## START

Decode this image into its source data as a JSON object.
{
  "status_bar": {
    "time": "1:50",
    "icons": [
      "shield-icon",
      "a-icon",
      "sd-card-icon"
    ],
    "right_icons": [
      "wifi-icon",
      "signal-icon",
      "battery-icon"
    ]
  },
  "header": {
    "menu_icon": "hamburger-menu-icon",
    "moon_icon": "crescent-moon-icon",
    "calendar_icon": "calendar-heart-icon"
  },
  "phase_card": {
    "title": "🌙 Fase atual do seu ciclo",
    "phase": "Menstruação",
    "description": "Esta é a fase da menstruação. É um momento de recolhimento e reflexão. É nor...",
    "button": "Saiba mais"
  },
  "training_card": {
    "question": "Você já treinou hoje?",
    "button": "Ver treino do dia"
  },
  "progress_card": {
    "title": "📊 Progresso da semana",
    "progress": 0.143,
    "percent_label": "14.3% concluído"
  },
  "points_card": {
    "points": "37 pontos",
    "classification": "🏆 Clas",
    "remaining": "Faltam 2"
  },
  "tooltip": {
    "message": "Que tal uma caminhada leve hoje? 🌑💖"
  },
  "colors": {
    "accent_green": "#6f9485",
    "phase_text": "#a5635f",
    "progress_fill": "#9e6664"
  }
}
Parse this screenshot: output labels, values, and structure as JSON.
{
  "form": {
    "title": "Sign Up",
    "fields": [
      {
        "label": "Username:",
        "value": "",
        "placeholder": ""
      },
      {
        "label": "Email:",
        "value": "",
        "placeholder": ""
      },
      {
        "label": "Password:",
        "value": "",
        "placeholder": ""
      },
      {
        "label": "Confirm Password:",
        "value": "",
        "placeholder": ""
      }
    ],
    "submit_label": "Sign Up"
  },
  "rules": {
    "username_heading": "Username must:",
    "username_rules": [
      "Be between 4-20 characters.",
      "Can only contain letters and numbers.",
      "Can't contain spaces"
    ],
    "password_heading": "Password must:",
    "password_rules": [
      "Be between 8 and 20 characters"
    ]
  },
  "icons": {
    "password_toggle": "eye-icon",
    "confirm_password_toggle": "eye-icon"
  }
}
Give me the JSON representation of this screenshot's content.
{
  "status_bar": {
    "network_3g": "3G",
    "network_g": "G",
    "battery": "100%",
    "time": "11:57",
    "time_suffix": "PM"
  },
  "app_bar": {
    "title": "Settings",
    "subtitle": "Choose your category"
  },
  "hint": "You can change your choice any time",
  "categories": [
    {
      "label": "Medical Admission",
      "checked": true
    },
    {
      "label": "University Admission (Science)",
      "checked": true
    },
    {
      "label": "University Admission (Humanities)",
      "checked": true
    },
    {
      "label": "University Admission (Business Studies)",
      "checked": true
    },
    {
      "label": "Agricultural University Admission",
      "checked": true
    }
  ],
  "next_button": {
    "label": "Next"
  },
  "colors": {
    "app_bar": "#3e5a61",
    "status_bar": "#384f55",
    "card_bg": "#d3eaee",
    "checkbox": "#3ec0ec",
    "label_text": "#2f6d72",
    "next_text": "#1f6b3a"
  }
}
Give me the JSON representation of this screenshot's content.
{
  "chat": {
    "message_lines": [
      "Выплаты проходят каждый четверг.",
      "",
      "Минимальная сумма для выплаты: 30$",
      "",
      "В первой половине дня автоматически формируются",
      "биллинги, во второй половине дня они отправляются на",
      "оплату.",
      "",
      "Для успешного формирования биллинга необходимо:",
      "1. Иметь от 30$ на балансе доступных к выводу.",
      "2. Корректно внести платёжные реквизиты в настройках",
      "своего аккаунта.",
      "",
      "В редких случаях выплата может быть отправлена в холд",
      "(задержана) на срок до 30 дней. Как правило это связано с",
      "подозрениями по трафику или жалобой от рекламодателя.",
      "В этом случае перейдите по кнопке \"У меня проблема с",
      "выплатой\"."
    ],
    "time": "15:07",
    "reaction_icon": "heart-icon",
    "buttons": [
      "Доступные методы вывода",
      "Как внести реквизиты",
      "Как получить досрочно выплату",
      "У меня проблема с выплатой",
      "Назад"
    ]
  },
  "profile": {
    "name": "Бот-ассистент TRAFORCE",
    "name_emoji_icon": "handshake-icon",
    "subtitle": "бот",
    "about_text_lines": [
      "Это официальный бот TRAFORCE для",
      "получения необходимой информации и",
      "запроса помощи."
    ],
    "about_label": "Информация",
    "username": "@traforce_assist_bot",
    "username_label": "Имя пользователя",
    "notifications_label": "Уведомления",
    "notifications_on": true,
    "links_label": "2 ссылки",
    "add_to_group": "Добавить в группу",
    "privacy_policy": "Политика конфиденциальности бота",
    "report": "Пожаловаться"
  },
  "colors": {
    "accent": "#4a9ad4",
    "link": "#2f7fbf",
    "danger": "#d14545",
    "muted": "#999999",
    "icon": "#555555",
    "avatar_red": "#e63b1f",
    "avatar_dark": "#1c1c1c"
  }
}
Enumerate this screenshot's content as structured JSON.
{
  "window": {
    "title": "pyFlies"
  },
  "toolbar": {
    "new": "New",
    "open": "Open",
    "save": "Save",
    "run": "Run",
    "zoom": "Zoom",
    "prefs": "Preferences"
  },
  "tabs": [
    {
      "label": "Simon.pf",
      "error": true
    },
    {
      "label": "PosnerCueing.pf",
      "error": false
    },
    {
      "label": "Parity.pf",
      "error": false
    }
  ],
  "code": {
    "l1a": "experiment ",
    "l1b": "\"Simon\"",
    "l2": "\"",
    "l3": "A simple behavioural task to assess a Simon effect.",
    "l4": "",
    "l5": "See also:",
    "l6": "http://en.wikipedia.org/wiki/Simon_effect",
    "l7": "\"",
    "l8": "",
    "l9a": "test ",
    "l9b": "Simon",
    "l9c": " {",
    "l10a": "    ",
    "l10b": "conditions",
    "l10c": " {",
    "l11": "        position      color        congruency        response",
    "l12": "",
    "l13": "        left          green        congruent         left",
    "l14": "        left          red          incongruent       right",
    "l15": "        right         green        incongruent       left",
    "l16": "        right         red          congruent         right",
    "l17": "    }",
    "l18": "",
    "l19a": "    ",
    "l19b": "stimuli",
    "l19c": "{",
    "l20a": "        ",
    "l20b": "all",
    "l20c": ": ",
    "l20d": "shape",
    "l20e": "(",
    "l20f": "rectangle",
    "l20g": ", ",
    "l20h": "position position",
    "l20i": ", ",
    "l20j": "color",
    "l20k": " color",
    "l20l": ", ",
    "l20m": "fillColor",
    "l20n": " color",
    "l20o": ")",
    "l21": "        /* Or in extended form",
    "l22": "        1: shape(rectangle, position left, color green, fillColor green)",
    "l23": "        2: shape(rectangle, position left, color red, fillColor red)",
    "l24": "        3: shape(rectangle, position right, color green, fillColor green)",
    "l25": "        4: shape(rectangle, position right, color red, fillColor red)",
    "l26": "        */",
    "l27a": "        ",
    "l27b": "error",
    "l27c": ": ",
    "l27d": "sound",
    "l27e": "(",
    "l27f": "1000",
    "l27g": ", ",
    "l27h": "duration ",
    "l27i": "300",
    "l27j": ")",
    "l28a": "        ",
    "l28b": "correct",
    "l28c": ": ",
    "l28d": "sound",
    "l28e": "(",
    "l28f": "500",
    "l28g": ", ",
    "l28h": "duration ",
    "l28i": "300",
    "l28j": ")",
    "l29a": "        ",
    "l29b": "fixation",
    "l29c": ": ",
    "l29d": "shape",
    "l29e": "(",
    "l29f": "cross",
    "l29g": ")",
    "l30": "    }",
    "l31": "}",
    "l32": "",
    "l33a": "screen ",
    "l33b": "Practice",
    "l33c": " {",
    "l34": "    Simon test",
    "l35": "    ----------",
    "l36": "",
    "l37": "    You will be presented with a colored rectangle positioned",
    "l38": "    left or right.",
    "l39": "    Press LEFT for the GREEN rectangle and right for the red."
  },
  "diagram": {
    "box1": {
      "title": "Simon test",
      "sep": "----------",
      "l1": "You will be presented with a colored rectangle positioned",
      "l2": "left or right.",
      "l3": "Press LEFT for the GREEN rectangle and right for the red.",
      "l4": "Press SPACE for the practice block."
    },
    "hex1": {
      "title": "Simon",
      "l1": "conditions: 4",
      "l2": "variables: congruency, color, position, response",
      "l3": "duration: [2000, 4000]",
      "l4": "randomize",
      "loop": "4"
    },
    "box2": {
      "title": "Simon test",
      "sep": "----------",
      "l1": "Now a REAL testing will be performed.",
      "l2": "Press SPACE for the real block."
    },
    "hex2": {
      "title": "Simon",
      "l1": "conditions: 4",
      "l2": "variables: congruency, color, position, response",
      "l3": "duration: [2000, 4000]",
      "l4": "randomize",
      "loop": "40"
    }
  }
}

## END

*Task requirements*
In the records above, how many lines contain the string "University"? State that number only.

*Response*
4